- Stated goal: Print, exactly as given, each line of the data from the line containing "Parse this chart and return its data as JSON." up to and including its last line.

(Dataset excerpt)
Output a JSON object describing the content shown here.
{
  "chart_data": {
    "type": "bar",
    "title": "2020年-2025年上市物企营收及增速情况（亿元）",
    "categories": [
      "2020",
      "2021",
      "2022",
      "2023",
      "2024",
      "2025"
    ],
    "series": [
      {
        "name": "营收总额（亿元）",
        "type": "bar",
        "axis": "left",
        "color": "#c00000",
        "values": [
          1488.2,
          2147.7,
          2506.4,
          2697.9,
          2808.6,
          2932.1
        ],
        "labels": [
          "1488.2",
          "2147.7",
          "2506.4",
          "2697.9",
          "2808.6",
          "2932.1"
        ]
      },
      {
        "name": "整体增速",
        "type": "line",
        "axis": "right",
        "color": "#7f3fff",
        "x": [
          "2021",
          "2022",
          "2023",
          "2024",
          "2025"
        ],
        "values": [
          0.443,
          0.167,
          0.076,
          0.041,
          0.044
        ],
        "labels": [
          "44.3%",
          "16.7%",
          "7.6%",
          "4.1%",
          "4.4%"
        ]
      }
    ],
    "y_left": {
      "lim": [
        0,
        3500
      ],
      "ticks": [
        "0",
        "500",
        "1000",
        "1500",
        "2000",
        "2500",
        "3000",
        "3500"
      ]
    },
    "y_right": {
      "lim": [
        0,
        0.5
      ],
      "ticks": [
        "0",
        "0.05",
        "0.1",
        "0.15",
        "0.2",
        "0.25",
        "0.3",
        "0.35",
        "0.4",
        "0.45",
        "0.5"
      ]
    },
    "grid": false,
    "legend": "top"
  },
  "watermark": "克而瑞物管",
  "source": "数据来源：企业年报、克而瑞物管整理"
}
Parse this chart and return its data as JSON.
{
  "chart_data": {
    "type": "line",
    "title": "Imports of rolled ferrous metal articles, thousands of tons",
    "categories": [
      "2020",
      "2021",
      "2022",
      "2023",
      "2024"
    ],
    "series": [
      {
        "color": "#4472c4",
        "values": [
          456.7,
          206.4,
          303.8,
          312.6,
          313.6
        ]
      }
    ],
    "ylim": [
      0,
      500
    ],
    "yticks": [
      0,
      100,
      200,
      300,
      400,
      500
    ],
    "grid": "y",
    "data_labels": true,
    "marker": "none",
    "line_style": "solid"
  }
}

- Worked solution:
Parse this chart and return its data as JSON.
{
  "chart_data": {
    "type": "line",
    "title": "Imports of rolled ferrous metal articles, thousands of tons",
    "categories": [
      "2020",
      "2021",
      "2022",
      "2023",
      "2024"
    ],
    "series": [
      {
        "color": "#4472c4",
        "values": [
          456.7,
          206.4,
          303.8,
          312.6,
          313.6
        ]
      }
    ],
    "ylim": [
      0,
      500
    ],
    "yticks": [
      0,
      100,
      200,
      300,
      400,
      500
    ],
    "grid": "y",
    "data_labels": true,
    "marker": "none",
    "line_style": "solid"
  }
}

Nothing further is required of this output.